Repeat every record below exactly as written.

▶ [Provided data]
— Start —
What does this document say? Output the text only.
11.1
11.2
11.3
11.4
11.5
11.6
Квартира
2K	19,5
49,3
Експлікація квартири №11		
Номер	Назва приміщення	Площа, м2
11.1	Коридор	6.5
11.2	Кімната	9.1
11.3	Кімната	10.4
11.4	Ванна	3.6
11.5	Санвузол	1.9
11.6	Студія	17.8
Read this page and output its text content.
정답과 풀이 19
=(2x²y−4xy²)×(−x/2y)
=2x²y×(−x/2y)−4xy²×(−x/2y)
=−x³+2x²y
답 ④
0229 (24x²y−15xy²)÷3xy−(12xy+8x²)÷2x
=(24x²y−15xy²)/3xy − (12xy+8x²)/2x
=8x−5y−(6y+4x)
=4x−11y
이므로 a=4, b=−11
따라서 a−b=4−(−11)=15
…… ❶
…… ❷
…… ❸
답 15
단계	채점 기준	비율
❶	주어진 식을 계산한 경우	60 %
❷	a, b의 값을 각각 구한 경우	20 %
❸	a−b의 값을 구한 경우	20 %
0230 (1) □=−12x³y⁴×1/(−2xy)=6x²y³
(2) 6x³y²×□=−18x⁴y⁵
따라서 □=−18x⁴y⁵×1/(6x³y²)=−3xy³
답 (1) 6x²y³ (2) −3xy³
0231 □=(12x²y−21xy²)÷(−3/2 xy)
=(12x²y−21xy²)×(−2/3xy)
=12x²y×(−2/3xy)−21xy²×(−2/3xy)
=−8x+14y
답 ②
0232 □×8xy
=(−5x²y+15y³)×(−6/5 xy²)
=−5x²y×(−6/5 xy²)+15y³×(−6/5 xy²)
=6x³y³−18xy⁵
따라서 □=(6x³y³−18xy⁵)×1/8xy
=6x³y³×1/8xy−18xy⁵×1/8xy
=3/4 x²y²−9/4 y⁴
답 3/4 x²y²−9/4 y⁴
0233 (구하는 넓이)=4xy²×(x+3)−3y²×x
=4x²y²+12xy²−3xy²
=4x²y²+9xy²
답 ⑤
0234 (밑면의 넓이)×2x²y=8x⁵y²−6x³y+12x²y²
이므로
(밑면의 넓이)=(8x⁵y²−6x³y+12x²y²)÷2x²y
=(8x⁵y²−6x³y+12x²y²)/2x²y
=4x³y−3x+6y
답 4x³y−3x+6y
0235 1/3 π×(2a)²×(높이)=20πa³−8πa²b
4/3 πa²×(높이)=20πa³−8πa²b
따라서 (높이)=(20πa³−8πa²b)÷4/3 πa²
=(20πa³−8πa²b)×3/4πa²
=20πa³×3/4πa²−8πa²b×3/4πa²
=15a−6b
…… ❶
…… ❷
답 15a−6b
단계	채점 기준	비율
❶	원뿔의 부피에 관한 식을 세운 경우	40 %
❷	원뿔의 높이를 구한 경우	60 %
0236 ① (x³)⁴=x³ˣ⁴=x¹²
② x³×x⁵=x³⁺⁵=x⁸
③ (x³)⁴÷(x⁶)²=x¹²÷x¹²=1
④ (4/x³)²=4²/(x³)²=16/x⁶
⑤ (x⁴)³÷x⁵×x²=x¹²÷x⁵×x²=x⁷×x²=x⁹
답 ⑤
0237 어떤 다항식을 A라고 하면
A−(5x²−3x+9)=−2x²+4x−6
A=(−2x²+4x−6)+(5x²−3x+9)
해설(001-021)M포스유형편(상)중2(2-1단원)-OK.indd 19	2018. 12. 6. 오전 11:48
— End —
▶ [The result]
What does this document say? Output the text only.
11.1
11.2
11.3
11.4
11.5
11.6
Квартира
2K	19,5
49,3
Експлікація квартири №11		
Номер	Назва приміщення	Площа, м2
11.1	Коридор	6.5
11.2	Кімната	9.1
11.3	Кімната	10.4
11.4	Ванна	3.6
11.5	Санвузол	1.9
11.6	Студія	17.8
Read this page and output its text content.
정답과 풀이 19
=(2x²y−4xy²)×(−x/2y)
=2x²y×(−x/2y)−4xy²×(−x/2y)
=−x³+2x²y
답 ④
0229 (24x²y−15xy²)÷3xy−(12xy+8x²)÷2x
=(24x²y−15xy²)/3xy − (12xy+8x²)/2x
=8x−5y−(6y+4x)
=4x−11y
이므로 a=4, b=−11
따라서 a−b=4−(−11)=15
…… ❶
…… ❷
…… ❸
답 15
단계	채점 기준	비율
❶	주어진 식을 계산한 경우	60 %
❷	a, b의 값을 각각 구한 경우	20 %
❸	a−b의 값을 구한 경우	20 %
0230 (1) □=−12x³y⁴×1/(−2xy)=6x²y³
(2) 6x³y²×□=−18x⁴y⁵
따라서 □=−18x⁴y⁵×1/(6x³y²)=−3xy³
답 (1) 6x²y³ (2) −3xy³
0231 □=(12x²y−21xy²)÷(−3/2 xy)
=(12x²y−21xy²)×(−2/3xy)
=12x²y×(−2/3xy)−21xy²×(−2/3xy)
=−8x+14y
답 ②
0232 □×8xy
=(−5x²y+15y³)×(−6/5 xy²)
=−5x²y×(−6/5 xy²)+15y³×(−6/5 xy²)
=6x³y³−18xy⁵
따라서 □=(6x³y³−18xy⁵)×1/8xy
=6x³y³×1/8xy−18xy⁵×1/8xy
=3/4 x²y²−9/4 y⁴
답 3/4 x²y²−9/4 y⁴
0233 (구하는 넓이)=4xy²×(x+3)−3y²×x
=4x²y²+12xy²−3xy²
=4x²y²+9xy²
답 ⑤
0234 (밑면의 넓이)×2x²y=8x⁵y²−6x³y+12x²y²
이므로
(밑면의 넓이)=(8x⁵y²−6x³y+12x²y²)÷2x²y
=(8x⁵y²−6x³y+12x²y²)/2x²y
=4x³y−3x+6y
답 4x³y−3x+6y
0235 1/3 π×(2a)²×(높이)=20πa³−8πa²b
4/3 πa²×(높이)=20πa³−8πa²b
따라서 (높이)=(20πa³−8πa²b)÷4/3 πa²
=(20πa³−8πa²b)×3/4πa²
=20πa³×3/4πa²−8πa²b×3/4πa²
=15a−6b
…… ❶
…… ❷
답 15a−6b
단계	채점 기준	비율
❶	원뿔의 부피에 관한 식을 세운 경우	40 %
❷	원뿔의 높이를 구한 경우	60 %
0236 ① (x³)⁴=x³ˣ⁴=x¹²
② x³×x⁵=x³⁺⁵=x⁸
③ (x³)⁴÷(x⁶)²=x¹²÷x¹²=1
④ (4/x³)²=4²/(x³)²=16/x⁶
⑤ (x⁴)³÷x⁵×x²=x¹²÷x⁵×x²=x⁷×x²=x⁹
답 ⑤
0237 어떤 다항식을 A라고 하면
A−(5x²−3x+9)=−2x²+4x−6
A=(−2x²+4x−6)+(5x²−3x+9)
해설(001-021)M포스유형편(상)중2(2-1단원)-OK.indd 19	2018. 12. 6. 오전 11:48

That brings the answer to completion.